What the task asks: Identify and pull out each line of the entries in which "days" occurs.

Items from a figure collection:
==========

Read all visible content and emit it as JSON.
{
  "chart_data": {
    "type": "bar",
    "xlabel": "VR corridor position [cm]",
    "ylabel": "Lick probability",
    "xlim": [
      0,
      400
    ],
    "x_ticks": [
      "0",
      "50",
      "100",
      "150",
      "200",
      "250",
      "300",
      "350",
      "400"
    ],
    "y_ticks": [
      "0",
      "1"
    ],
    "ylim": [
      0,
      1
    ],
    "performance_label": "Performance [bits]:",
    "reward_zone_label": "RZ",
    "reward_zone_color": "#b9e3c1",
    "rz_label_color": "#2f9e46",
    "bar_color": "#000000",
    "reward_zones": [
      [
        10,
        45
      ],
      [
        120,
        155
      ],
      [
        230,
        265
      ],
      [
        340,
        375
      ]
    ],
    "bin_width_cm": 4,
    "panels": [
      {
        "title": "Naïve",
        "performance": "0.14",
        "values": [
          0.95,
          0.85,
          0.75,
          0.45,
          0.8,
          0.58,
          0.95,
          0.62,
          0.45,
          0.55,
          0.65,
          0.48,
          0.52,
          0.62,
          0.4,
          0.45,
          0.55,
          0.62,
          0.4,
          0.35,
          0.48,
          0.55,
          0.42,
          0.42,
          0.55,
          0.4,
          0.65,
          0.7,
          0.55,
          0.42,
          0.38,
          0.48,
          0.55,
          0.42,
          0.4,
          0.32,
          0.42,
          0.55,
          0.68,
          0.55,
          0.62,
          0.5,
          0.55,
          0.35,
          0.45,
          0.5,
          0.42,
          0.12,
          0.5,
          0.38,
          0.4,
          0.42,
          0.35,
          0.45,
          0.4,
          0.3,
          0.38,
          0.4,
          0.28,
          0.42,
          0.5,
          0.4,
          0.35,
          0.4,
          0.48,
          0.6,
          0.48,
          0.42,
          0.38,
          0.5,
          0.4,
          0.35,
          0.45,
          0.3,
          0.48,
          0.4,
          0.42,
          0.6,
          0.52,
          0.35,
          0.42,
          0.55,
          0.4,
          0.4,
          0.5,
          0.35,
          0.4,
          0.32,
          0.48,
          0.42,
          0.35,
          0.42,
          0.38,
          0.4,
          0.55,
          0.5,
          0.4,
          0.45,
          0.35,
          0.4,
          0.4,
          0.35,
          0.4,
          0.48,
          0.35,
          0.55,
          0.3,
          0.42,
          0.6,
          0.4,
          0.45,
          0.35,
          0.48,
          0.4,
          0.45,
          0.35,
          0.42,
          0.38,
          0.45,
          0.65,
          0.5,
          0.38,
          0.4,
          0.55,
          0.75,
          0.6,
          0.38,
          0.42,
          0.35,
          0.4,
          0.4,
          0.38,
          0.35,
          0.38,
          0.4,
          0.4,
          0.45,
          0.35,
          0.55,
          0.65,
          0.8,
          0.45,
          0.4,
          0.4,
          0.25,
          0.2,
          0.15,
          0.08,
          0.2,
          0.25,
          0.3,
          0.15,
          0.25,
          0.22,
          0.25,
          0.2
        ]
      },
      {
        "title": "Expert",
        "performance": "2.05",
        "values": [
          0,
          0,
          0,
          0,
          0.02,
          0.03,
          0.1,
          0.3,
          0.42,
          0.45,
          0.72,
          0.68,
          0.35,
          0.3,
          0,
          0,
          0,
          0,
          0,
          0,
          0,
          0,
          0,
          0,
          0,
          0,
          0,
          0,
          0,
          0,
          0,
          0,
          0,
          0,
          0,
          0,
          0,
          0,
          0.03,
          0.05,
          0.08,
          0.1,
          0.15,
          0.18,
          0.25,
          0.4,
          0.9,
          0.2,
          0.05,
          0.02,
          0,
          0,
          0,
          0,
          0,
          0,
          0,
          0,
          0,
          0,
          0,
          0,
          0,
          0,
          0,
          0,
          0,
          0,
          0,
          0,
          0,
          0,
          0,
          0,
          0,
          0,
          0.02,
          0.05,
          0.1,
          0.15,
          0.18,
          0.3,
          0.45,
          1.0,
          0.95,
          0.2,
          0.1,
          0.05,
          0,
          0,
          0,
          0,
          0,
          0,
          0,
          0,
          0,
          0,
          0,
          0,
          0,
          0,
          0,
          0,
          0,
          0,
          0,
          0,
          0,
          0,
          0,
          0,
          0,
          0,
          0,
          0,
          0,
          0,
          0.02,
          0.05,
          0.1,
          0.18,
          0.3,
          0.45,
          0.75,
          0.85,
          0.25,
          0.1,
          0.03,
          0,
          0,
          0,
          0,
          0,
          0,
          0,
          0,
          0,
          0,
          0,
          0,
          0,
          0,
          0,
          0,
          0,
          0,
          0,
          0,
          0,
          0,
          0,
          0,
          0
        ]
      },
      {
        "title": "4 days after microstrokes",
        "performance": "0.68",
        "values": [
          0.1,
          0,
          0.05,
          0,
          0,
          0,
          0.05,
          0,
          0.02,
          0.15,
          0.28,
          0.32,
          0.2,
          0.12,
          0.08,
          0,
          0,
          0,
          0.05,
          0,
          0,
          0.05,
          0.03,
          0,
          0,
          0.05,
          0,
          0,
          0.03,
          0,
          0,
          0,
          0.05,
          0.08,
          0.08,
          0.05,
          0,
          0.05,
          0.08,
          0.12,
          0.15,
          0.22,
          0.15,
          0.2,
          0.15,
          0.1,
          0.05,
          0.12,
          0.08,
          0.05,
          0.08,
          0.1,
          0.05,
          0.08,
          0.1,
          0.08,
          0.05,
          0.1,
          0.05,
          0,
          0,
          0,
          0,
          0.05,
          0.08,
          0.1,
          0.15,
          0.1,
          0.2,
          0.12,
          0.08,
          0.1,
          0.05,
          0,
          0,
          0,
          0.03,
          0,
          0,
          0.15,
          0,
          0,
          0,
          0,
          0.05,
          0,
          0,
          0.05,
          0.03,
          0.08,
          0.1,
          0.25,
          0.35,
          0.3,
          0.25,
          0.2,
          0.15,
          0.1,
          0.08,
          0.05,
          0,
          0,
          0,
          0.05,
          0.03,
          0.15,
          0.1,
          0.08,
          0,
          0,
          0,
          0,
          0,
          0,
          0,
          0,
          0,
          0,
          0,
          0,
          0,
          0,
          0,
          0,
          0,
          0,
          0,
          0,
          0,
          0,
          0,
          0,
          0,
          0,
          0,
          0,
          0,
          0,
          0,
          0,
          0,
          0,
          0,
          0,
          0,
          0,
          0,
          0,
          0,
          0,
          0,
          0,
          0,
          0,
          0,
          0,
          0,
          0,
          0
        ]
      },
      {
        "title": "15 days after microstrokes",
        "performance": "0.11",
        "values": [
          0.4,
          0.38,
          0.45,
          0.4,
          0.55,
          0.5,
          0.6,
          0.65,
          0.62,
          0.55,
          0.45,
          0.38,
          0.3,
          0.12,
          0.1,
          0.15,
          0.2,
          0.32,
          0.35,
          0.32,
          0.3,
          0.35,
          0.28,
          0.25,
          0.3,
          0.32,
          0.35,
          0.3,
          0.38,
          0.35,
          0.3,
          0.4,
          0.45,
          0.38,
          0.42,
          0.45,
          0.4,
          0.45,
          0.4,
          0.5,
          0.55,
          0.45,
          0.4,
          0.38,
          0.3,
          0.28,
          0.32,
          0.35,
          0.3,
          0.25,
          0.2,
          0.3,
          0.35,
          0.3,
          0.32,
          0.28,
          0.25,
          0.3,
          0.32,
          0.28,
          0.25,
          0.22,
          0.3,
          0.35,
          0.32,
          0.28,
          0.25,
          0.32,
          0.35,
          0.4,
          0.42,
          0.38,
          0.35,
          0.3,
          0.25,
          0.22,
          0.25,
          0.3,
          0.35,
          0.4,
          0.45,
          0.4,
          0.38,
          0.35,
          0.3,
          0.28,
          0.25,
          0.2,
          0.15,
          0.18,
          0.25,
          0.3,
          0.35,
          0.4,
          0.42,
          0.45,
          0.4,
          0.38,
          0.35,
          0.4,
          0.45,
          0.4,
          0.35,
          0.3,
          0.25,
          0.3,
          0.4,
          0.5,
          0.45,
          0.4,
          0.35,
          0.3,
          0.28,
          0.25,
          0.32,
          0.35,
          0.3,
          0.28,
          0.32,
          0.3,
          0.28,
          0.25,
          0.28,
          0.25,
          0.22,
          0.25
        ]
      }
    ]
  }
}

==========

Answer to the task:
        "title": "4 days after microstrokes",
        "title": "15 days after microstrokes",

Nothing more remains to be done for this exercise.